[Records excerpted from a collection]
-=-=-=-=-

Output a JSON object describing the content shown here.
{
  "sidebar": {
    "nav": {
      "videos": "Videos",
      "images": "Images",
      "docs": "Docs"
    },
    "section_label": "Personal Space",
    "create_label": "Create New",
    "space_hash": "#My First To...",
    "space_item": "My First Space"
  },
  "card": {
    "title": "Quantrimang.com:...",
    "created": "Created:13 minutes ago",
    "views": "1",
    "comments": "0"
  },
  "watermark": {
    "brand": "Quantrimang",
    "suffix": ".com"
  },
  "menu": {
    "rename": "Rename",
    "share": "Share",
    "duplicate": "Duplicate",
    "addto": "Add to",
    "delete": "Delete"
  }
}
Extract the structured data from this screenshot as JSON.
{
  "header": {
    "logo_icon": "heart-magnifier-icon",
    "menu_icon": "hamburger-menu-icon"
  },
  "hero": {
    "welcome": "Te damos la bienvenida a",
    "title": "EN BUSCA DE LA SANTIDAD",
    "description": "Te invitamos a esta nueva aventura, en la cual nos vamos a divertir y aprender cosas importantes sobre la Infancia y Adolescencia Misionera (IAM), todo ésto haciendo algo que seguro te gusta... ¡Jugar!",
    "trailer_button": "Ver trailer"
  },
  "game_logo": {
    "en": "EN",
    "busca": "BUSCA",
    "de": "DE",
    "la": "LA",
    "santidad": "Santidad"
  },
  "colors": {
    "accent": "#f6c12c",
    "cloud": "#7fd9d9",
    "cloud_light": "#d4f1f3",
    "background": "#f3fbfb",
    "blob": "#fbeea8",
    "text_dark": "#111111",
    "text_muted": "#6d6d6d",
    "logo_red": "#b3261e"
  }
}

-=-=-=-=-

◆ **What is asked**
Every entry should be printed again exactly as written.

◆ **Completed exercise**
Output a JSON object describing the content shown here.
{
  "sidebar": {
    "nav": {
      "videos": "Videos",
      "images": "Images",
      "docs": "Docs"
    },
    "section_label": "Personal Space",
    "create_label": "Create New",
    "space_hash": "#My First To...",
    "space_item": "My First Space"
  },
  "card": {
    "title": "Quantrimang.com:...",
    "created": "Created:13 minutes ago",
    "views": "1",
    "comments": "0"
  },
  "watermark": {
    "brand": "Quantrimang",
    "suffix": ".com"
  },
  "menu": {
    "rename": "Rename",
    "share": "Share",
    "duplicate": "Duplicate",
    "addto": "Add to",
    "delete": "Delete"
  }
}
Extract the structured data from this screenshot as JSON.
{
  "header": {
    "logo_icon": "heart-magnifier-icon",
    "menu_icon": "hamburger-menu-icon"
  },
  "hero": {
    "welcome": "Te damos la bienvenida a",
    "title": "EN BUSCA DE LA SANTIDAD",
    "description": "Te invitamos a esta nueva aventura, en la cual nos vamos a divertir y aprender cosas importantes sobre la Infancia y Adolescencia Misionera (IAM), todo ésto haciendo algo que seguro te gusta... ¡Jugar!",
    "trailer_button": "Ver trailer"
  },
  "game_logo": {
    "en": "EN",
    "busca": "BUSCA",
    "de": "DE",
    "la": "LA",
    "santidad": "Santidad"
  },
  "colors": {
    "accent": "#f6c12c",
    "cloud": "#7fd9d9",
    "cloud_light": "#d4f1f3",
    "background": "#f3fbfb",
    "blob": "#fbeea8",
    "text_dark": "#111111",
    "text_muted": "#6d6d6d",
    "logo_red": "#b3261e"
  }
}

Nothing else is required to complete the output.